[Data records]
──────────────────────────────

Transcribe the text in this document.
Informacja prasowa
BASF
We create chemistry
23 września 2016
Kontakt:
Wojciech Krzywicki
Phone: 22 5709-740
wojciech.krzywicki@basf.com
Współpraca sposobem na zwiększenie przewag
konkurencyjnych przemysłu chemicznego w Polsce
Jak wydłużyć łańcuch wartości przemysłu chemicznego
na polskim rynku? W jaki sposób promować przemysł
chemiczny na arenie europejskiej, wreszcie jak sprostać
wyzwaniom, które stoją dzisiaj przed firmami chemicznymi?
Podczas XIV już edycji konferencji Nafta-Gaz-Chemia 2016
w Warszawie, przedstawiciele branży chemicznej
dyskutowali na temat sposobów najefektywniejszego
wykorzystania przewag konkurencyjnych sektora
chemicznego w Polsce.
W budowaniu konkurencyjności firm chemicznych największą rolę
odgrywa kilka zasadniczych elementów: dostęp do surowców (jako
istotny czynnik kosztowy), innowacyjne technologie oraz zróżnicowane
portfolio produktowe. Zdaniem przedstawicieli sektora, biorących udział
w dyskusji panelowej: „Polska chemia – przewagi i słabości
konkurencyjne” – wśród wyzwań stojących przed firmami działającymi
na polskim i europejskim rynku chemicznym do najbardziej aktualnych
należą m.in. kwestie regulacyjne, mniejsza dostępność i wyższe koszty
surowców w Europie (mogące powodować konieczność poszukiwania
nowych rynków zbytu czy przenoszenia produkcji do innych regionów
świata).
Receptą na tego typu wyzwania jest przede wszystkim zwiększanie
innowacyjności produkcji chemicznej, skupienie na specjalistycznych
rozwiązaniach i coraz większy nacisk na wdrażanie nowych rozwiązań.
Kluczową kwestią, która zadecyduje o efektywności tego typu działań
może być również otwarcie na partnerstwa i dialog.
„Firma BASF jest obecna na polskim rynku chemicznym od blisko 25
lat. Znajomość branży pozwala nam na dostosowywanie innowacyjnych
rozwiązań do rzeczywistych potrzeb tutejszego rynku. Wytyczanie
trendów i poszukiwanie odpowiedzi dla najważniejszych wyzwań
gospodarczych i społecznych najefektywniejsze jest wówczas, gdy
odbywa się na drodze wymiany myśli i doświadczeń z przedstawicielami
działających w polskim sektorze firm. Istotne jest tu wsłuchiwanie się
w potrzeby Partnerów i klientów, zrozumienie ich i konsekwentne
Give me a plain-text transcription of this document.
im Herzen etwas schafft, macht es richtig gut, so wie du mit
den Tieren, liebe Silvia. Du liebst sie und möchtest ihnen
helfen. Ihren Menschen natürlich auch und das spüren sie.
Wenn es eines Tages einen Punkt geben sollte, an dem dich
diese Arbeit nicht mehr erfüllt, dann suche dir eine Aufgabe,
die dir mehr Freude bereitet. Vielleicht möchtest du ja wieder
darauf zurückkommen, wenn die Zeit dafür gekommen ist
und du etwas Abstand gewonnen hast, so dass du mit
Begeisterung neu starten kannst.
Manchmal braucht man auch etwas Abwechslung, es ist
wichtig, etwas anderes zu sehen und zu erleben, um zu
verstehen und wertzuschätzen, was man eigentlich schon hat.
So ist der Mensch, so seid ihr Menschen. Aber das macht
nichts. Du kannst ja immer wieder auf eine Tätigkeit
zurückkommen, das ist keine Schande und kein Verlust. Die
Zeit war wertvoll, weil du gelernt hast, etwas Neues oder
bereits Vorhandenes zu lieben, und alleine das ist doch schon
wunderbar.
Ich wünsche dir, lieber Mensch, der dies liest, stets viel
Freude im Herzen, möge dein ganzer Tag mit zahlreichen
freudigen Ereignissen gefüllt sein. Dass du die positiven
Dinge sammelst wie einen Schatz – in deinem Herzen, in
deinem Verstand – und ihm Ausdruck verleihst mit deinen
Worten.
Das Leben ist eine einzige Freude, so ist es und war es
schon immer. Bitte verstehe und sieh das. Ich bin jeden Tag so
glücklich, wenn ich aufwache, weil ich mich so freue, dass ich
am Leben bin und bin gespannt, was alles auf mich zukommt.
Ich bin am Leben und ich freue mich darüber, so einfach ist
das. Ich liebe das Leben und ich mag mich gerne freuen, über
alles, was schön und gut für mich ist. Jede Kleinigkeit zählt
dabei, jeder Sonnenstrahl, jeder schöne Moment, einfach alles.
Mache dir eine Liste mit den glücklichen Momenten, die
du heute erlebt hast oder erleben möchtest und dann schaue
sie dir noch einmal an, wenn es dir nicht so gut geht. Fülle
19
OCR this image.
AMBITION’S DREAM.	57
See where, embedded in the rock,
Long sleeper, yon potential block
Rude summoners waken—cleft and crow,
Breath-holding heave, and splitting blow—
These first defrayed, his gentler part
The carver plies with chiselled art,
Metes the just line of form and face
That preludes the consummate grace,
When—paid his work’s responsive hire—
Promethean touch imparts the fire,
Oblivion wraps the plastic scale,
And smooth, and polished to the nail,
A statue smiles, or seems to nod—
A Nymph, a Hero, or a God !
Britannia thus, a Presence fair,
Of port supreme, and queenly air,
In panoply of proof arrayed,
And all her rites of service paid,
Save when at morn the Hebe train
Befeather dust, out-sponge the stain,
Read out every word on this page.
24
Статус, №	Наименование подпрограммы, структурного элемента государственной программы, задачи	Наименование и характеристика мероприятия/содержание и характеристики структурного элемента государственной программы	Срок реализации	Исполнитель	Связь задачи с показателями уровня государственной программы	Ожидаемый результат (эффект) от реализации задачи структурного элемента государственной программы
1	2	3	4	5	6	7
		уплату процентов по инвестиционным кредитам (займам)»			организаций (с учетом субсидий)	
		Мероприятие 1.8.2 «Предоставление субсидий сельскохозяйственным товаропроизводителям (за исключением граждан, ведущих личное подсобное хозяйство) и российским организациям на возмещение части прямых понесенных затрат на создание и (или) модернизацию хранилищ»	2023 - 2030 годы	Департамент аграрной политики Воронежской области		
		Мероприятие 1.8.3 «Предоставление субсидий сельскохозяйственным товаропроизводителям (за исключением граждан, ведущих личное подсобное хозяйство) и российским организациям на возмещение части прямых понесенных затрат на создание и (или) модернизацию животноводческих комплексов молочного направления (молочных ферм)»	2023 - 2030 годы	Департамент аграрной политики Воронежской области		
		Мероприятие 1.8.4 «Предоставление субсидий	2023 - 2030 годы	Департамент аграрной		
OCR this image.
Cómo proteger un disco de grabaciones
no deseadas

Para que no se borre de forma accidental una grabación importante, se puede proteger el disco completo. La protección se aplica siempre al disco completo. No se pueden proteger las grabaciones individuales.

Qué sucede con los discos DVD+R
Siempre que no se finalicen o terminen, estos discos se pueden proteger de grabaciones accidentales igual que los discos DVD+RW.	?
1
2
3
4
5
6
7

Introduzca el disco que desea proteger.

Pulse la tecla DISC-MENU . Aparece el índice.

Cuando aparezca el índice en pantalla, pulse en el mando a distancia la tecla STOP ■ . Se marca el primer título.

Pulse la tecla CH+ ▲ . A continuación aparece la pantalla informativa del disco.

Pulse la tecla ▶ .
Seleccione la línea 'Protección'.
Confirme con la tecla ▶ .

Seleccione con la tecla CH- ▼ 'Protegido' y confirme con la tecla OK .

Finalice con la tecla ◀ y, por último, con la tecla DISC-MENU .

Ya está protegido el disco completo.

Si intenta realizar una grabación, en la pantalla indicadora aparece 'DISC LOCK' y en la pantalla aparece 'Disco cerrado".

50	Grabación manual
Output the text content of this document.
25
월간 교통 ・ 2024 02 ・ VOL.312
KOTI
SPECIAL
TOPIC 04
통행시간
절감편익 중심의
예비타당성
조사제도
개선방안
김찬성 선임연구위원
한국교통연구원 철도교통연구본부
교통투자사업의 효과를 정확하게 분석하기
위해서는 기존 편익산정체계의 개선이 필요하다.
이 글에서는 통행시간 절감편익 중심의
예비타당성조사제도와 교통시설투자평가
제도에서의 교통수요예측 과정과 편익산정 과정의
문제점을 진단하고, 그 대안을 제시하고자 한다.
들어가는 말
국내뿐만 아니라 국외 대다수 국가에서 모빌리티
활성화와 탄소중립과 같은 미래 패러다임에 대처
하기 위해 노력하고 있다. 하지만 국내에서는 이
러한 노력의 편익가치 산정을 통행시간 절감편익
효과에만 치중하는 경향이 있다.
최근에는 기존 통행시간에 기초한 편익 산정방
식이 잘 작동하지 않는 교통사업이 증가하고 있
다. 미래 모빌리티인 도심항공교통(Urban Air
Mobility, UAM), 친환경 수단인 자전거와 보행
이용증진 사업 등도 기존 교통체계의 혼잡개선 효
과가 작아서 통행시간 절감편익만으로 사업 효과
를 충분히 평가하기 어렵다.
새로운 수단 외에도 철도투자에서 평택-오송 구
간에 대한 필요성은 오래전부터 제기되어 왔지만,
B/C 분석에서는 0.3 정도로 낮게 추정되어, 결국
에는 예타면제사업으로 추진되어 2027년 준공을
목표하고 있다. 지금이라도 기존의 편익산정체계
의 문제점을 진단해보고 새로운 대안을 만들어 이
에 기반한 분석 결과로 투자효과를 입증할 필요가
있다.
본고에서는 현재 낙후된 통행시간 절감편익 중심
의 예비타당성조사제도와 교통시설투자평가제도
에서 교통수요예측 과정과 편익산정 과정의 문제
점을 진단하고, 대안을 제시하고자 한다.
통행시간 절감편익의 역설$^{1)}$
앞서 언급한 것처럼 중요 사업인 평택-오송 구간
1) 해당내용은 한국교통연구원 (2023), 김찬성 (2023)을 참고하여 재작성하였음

──────────────────────────────

- Written instruction: Scan the records for the string "alles". Copy each line in which it appears.

- Answer to the exercise:
am Leben bin und bin gespannt, was alles auf mich zukommt.
alles, was schön und gut für mich ist. Jede Kleinigkeit zählt
dabei, jeder Sonnenstrahl, jeder schöne Moment, einfach alles.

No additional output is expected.